* BEGIN Supplied material *
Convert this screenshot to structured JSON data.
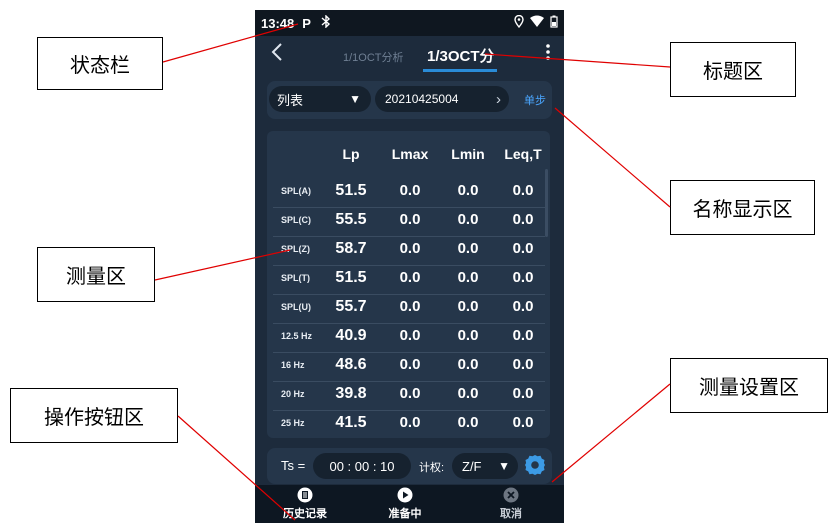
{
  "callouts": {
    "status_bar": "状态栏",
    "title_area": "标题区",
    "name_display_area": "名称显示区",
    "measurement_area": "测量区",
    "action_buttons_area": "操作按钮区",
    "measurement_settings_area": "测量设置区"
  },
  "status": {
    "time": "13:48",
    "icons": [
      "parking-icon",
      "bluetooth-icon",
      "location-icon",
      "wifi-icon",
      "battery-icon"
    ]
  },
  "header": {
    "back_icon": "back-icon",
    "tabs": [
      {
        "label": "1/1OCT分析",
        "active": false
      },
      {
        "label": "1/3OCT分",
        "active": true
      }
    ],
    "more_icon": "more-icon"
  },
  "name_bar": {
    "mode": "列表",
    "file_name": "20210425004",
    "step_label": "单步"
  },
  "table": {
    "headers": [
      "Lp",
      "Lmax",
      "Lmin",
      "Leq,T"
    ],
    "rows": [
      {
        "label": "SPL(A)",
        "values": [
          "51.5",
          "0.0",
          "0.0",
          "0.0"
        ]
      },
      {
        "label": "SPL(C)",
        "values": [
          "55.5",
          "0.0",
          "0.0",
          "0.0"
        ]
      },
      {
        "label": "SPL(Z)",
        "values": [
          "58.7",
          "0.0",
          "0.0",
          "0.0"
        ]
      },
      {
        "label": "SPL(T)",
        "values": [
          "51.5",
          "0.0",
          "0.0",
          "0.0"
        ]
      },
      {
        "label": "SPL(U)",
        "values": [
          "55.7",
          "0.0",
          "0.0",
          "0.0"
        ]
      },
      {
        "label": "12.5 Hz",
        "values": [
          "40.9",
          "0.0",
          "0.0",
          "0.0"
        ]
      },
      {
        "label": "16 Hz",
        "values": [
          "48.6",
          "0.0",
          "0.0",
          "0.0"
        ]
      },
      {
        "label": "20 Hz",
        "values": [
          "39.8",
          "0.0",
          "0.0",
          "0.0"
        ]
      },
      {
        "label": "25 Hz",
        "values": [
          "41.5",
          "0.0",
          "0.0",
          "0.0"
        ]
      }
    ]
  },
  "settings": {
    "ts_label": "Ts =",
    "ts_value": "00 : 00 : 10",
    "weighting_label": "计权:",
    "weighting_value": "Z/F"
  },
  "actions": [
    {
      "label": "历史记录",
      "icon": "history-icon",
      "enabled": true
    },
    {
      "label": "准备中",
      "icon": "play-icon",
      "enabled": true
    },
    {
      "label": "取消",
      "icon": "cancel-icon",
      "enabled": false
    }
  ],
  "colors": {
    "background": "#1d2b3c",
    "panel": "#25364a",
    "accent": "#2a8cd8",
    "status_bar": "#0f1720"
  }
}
* END Supplied material *
Requirements: Print the records word for word and exclude any picture they hold.

Answer:
Convert this screenshot to structured JSON data.
{
  "callouts": {
    "status_bar": "状态栏",
    "title_area": "标题区",
    "name_display_area": "名称显示区",
    "measurement_area": "测量区",
    "action_buttons_area": "操作按钮区",
    "measurement_settings_area": "测量设置区"
  },
  "status": {
    "time": "13:48",
    "icons": [
      "parking-icon",
      "bluetooth-icon",
      "location-icon",
      "wifi-icon",
      "battery-icon"
    ]
  },
  "header": {
    "back_icon": "back-icon",
    "tabs": [
      {
        "label": "1/1OCT分析",
        "active": false
      },
      {
        "label": "1/3OCT分",
        "active": true
      }
    ],
    "more_icon": "more-icon"
  },
  "name_bar": {
    "mode": "列表",
    "file_name": "20210425004",
    "step_label": "单步"
  },
  "table": {
    "headers": [
      "Lp",
      "Lmax",
      "Lmin",
      "Leq,T"
    ],
    "rows": [
      {
        "label": "SPL(A)",
        "values": [
          "51.5",
          "0.0",
          "0.0",
          "0.0"
        ]
      },
      {
        "label": "SPL(C)",
        "values": [
          "55.5",
          "0.0",
          "0.0",
          "0.0"
        ]
      },
      {
        "label": "SPL(Z)",
        "values": [
          "58.7",
          "0.0",
          "0.0",
          "0.0"
        ]
      },
      {
        "label": "SPL(T)",
        "values": [
          "51.5",
          "0.0",
          "0.0",
          "0.0"
        ]
      },
      {
        "label": "SPL(U)",
        "values": [
          "55.7",
          "0.0",
          "0.0",
          "0.0"
        ]
      },
      {
        "label": "12.5 Hz",
        "values": [
          "40.9",
          "0.0",
          "0.0",
          "0.0"
        ]
      },
      {
        "label": "16 Hz",
        "values": [
          "48.6",
          "0.0",
          "0.0",
          "0.0"
        ]
      },
      {
        "label": "20 Hz",
        "values": [
          "39.8",
          "0.0",
          "0.0",
          "0.0"
        ]
      },
      {
        "label": "25 Hz",
        "values": [
          "41.5",
          "0.0",
          "0.0",
          "0.0"
        ]
      }
    ]
  },
  "settings": {
    "ts_label": "Ts =",
    "ts_value": "00 : 00 : 10",
    "weighting_label": "计权:",
    "weighting_value": "Z/F"
  },
  "actions": [
    {
      "label": "历史记录",
      "icon": "history-icon",
      "enabled": true
    },
    {
      "label": "准备中",
      "icon": "play-icon",
      "enabled": true
    },
    {
      "label": "取消",
      "icon": "cancel-icon",
      "enabled": false
    }
  ],
  "colors": {
    "background": "#1d2b3c",
    "panel": "#25364a",
    "accent": "#2a8cd8",
    "status_bar": "#0f1720"
  }
}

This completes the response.